→ Instructions for the task: Gather all lines in the entries below that include the word "text".

→ Listed records:

# # #

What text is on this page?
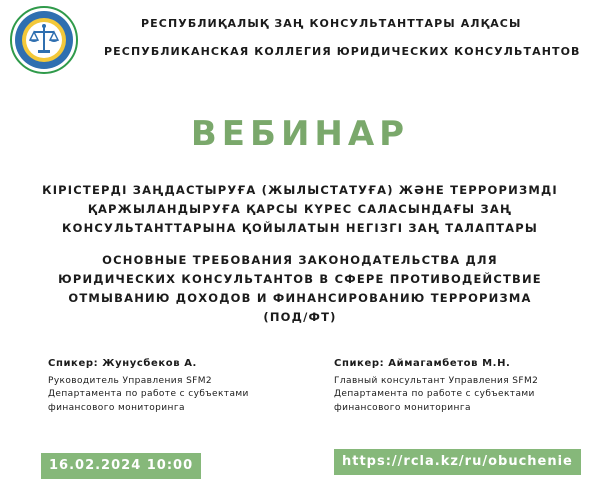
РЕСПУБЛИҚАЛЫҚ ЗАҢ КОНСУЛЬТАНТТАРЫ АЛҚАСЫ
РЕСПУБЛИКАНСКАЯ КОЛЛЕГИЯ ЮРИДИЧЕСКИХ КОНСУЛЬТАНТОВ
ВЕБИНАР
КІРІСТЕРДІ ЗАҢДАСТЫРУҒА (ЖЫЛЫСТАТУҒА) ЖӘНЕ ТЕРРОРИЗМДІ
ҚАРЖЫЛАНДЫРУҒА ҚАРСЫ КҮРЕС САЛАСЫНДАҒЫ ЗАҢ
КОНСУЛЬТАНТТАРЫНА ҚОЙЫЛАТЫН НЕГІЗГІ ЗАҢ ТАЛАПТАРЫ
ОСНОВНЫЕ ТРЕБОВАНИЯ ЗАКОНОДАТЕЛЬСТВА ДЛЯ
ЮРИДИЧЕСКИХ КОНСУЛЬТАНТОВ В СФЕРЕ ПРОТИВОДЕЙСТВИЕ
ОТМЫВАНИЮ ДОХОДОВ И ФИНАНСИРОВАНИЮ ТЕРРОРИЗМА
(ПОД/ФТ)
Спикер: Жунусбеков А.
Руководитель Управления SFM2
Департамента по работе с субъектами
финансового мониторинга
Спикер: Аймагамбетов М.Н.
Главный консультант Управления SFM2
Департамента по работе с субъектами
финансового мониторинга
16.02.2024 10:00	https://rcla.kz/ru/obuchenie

# # #

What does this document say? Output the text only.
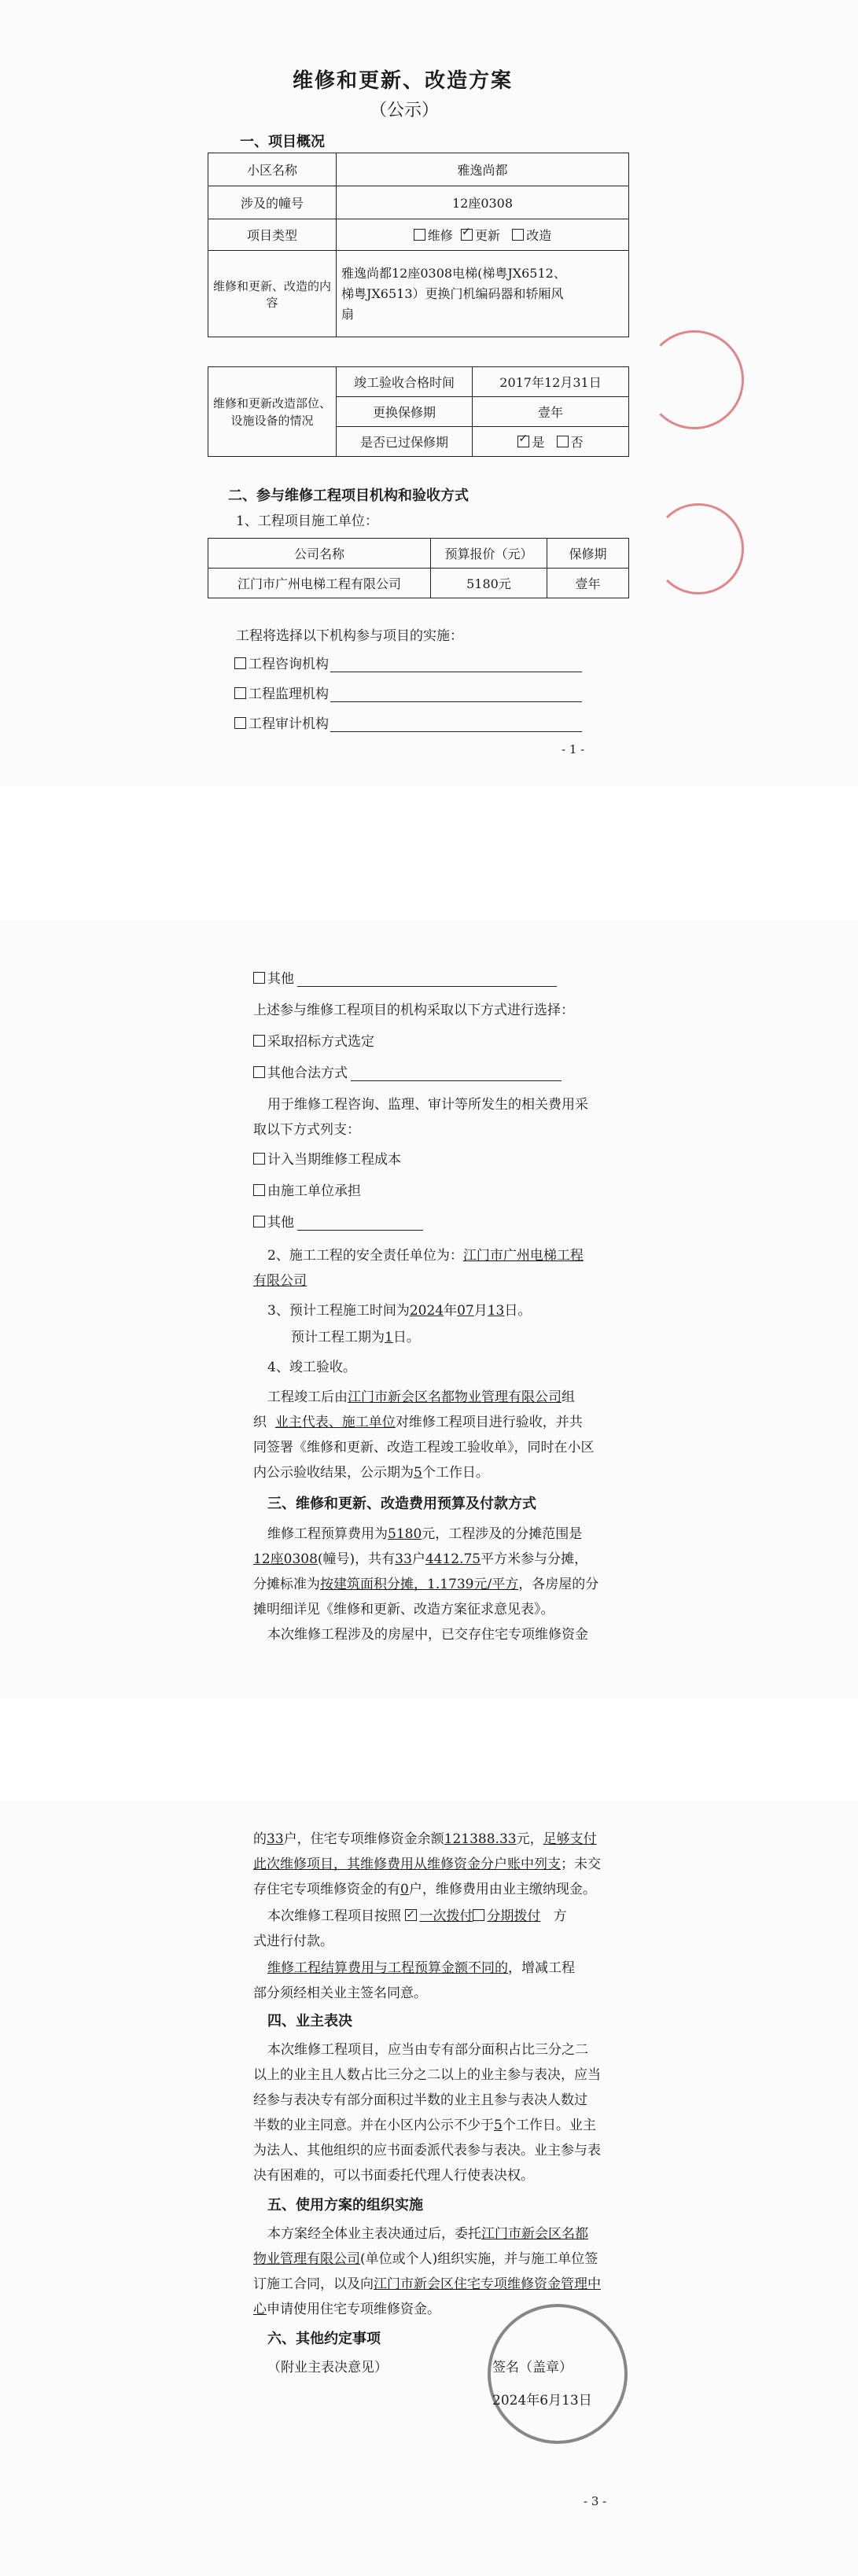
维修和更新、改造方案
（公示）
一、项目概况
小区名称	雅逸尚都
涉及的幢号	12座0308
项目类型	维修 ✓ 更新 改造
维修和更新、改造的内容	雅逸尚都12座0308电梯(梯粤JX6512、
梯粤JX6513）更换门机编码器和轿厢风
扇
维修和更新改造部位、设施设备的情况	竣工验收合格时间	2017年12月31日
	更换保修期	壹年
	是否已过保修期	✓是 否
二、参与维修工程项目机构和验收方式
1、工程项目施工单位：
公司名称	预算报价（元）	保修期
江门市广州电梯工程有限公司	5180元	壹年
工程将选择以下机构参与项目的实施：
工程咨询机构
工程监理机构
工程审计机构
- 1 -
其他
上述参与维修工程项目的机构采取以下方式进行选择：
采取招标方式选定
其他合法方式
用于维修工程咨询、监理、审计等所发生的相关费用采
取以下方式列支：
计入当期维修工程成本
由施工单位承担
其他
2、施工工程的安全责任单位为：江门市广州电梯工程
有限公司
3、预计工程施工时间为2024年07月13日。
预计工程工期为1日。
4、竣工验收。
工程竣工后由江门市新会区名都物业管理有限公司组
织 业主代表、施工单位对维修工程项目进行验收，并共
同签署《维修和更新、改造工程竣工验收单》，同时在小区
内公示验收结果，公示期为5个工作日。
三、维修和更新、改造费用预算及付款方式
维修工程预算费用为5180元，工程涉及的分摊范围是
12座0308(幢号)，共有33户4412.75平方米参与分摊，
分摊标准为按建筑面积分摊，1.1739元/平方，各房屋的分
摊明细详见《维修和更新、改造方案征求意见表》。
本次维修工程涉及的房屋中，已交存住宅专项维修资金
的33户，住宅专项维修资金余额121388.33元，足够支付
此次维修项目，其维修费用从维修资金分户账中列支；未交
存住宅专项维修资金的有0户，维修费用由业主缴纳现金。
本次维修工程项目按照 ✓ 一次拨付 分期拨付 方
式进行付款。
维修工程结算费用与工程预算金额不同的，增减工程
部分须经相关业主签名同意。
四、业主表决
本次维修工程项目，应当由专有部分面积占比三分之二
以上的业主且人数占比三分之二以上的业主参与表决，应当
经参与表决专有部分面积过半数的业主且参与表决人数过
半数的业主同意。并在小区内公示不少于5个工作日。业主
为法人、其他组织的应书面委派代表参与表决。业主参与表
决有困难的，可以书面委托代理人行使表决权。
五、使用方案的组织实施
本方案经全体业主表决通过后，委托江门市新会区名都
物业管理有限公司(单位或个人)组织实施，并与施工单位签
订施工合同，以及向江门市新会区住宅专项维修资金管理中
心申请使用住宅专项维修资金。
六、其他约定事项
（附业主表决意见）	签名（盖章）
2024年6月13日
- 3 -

# # #

→ Problem solution:
What text is on this page?
What does this document say? Output the text only.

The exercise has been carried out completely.